- **Directive**: Show every line of the records below that contains the word "samedi".

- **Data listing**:
[START]

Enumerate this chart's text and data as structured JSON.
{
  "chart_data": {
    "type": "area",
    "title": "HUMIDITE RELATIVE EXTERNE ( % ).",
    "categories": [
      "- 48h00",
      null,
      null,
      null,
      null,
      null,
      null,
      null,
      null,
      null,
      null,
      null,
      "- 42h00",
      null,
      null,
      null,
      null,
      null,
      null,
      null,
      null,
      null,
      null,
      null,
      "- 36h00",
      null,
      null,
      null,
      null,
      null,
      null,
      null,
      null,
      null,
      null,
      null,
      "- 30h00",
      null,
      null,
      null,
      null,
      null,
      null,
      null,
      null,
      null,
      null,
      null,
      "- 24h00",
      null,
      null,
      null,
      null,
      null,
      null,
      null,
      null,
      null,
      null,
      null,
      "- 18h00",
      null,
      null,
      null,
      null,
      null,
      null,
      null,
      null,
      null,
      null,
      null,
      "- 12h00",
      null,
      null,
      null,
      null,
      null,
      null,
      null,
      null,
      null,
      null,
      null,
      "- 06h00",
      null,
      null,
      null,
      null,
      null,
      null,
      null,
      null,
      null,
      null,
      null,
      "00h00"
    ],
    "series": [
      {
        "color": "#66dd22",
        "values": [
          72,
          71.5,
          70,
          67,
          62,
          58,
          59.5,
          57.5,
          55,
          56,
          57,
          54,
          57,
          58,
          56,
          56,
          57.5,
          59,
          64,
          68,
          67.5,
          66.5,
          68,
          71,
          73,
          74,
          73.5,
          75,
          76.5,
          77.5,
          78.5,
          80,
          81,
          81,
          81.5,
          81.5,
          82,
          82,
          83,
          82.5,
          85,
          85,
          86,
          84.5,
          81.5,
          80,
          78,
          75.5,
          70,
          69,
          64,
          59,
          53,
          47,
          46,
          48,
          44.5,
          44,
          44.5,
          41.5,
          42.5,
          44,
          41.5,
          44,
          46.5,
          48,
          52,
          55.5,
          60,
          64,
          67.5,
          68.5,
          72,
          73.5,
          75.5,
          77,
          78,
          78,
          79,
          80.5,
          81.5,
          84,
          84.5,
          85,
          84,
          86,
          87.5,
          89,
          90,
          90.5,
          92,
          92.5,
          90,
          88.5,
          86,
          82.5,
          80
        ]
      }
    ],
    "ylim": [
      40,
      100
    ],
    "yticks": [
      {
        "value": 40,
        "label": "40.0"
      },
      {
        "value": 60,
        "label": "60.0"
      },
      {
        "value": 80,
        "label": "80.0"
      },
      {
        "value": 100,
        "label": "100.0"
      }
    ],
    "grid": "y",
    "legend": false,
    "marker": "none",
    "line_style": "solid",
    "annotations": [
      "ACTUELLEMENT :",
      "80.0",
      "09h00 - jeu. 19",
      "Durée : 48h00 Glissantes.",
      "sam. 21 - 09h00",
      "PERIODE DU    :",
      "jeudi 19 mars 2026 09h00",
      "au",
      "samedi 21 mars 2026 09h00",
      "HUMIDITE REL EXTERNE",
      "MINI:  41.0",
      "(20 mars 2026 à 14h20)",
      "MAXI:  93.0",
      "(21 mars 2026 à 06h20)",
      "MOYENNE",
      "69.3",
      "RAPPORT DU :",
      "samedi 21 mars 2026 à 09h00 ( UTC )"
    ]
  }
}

[END]

- **Result**:
      "samedi 21 mars 2026 09h00",
      "samedi 21 mars 2026 à 09h00 ( UTC )"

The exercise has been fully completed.